#### Permintaan 1
Berdasarkan teks tentang menanamkan kejujuran sejak dini, jelaskan dalam satu sampai tiga kalimat alasan penulis menyarankan siswanya memilih jawaban yang benar dan bukan jawaban yang jujur pada soal PKn tersebut.
#### Permintaan 2
Salin kata demi kata bagian teks tentang menanamkan kejujuran sejak dini, mulai dari "Beberapa tahun yang" dan berakhir pada "terhadap nilai UASnya.".

#### Teks yang diberikan
● ● ●

Menanamkan Kejujuran Sejak Dini






Beberapa tahun yang lalu, ketika saya bekerja sebagai direktris pendidikan di sebuah sekolah swasta, saat sedang UAS, ada satu siswa saya kelas 1 sekolah dasar bertanya kepada gurunya tentang satu soal pelajaran PKn. Soalnya kami peroleh dari Diknas. Soalnya seperti ini:


Setelah kamu makan, piringnya:
  1. dicuci sendiri
  2. dicuci oleh pembantu
  3. didiamkan saja

Siswa kami bertanya “apakah harus menjawab jujur atau menjawab yang benar?” Setelah tanya jawab, saya mulai memahami maksud pertanyaannya. Siswa kami secara jujur tidak pernah mencuci piring sesudah makan, namun ia tahu yang benar harusnya mencuci sendirinya piringnya. Saya mengucapkan terima kasih atas kejujurannya namun saya menyarankan kepada siswa kami untuk memilih yang benar karena hal ini berpengaruh terhadap nilai UASnya.

Saya merasa bangga dengan kejujuran siswa saya, namun kejujuran itu tidak dapat ia tunjukkan saat menjawab pertanyaan UAS. Benar juga pepatah dari Albert Einstein yang mengatakan “TIDAK SEMUA YANG DAPAT DIHITUNG BERHARGA, DAN TIDAK SEMUA YANG BERHARGA DAPAT DIHITUNG.”

Kejujuran termasuk hal yang berharga tapi agak sulit untuk dihitung (maksudnya: untuk dapat nilai seperti nilai matematika). Sejak kecil, kita sudah dilatih untuk bersikap jujur, walaupun secara jujur kita semua tidak pernah dapat penjelasan tentang konsep jujur yang sejelas-jelasnya.  

Mengapa anak berbohong/tidak jujur?
Kebanyakan anak-anak berbohong atau berkata tidak jujur karena beberapa hal,  tergantung situasi dan motivasi mereka. Anak berbohong karena:
  • menutupi sesuatu, untuk menghindarkan diri dari hukuman
  • eksplorasi dan bereksperimen terhadap sikap dan reaksi ortu atau guru
  • melebih-lebihkan cerita (alai) atau ingin memberikan kesan pada orang lain
  • mendapatkan perhatian, terutama jika ortu atau pendidik mengetahui yang sebenarnya
  • memanipulasi situasi atau untuk mendapatkan sesuatu, misalnya anak bicara pada neneknya bahwa ia boleh makan es krim sebelum makan malam.

Bagaimana mengajarkan anak tidak berbohong?

● ● ●

#### Informasi yang diberikan
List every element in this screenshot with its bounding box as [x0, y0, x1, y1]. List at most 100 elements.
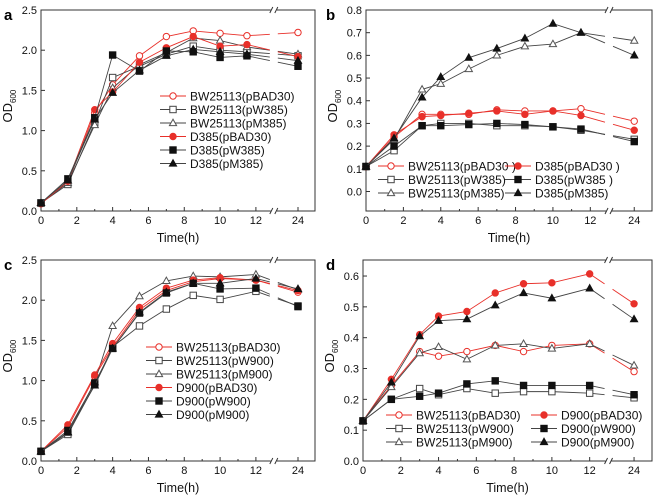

● ● ●

#### Jawaban tertulis 1
Penulis menyarankan siswa itu memilih jawaban yang benar karena pilihan tersebut berpengaruh terhadap nilai UAS-nya. Secara jujur siswa itu tidak pernah mencuci piring sesudah makan, tetapi ia tahu bahwa yang benar adalah mencuci piringnya sendiri.

#### Jawaban tertulis 2
Beberapa tahun yang lalu, ketika saya bekerja sebagai direktris pendidikan di sebuah sekolah swasta, saat sedang UAS, ada satu siswa saya kelas 1 sekolah dasar bertanya kepada gurunya tentang satu soal pelajaran PKn. Soalnya kami peroleh dari Diknas. Soalnya seperti ini:


Setelah kamu makan, piringnya:
  1. dicuci sendiri
  2. dicuci oleh pembantu
  3. didiamkan saja

Siswa kami bertanya “apakah harus menjawab jujur atau menjawab yang benar?” Setelah tanya jawab, saya mulai memahami maksud pertanyaannya. Siswa kami secara jujur tidak pernah mencuci piring sesudah makan, namun ia tahu yang benar harusnya mencuci sendirinya piringnya. Saya mengucapkan terima kasih atas kejujurannya namun saya menyarankan kepada siswa kami untuk memilih yang benar karena hal ini berpengaruh terhadap nilai UASnya.